## What is asked
Can you edit the material from the line that has "decompose this screenshot" through the line that has "chart-title: Total: [356, 13, 439, 54]", changing "y-tick-label" to "y-axis-label" and leaving everything else as it is, and return only those lines?

## Supplied data
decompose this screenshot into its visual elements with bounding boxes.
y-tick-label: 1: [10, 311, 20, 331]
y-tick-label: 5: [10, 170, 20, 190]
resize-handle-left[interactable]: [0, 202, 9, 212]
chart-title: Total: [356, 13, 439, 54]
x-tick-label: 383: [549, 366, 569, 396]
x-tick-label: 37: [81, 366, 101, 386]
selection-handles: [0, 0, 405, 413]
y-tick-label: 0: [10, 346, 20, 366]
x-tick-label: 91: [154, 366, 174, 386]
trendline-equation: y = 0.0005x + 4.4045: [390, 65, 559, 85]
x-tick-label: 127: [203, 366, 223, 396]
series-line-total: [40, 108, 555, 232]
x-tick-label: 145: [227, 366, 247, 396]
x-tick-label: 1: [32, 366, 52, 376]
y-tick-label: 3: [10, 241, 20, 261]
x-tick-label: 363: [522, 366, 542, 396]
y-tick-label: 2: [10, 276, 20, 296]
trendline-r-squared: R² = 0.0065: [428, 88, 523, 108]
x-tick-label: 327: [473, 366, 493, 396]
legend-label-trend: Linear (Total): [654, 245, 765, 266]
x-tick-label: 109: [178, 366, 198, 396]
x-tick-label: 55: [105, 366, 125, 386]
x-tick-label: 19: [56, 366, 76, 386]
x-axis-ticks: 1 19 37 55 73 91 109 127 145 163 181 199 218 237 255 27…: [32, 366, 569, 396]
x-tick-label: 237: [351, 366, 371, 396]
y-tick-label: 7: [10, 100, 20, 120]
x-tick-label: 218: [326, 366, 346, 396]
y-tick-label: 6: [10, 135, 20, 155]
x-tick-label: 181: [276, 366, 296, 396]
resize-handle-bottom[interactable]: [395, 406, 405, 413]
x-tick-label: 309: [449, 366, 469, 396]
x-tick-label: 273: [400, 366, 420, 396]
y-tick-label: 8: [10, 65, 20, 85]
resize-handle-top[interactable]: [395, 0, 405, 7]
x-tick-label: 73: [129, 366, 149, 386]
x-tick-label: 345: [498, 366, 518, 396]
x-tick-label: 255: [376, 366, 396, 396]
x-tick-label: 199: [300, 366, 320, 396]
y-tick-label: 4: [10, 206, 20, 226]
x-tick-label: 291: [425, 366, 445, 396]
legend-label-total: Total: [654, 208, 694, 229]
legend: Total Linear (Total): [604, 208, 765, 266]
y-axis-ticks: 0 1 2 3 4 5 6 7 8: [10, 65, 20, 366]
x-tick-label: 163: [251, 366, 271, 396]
==
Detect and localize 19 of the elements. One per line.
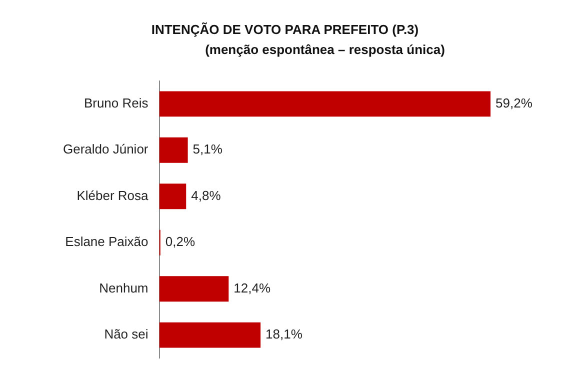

## Task output
decompose this screenshot into its visual elements with bounding boxes.
y-axis-label: 1: [10, 311, 20, 331]
y-axis-label: 5: [10, 170, 20, 190]
resize-handle-left[interactable]: [0, 202, 9, 212]
chart-title: Total: [356, 13, 439, 54]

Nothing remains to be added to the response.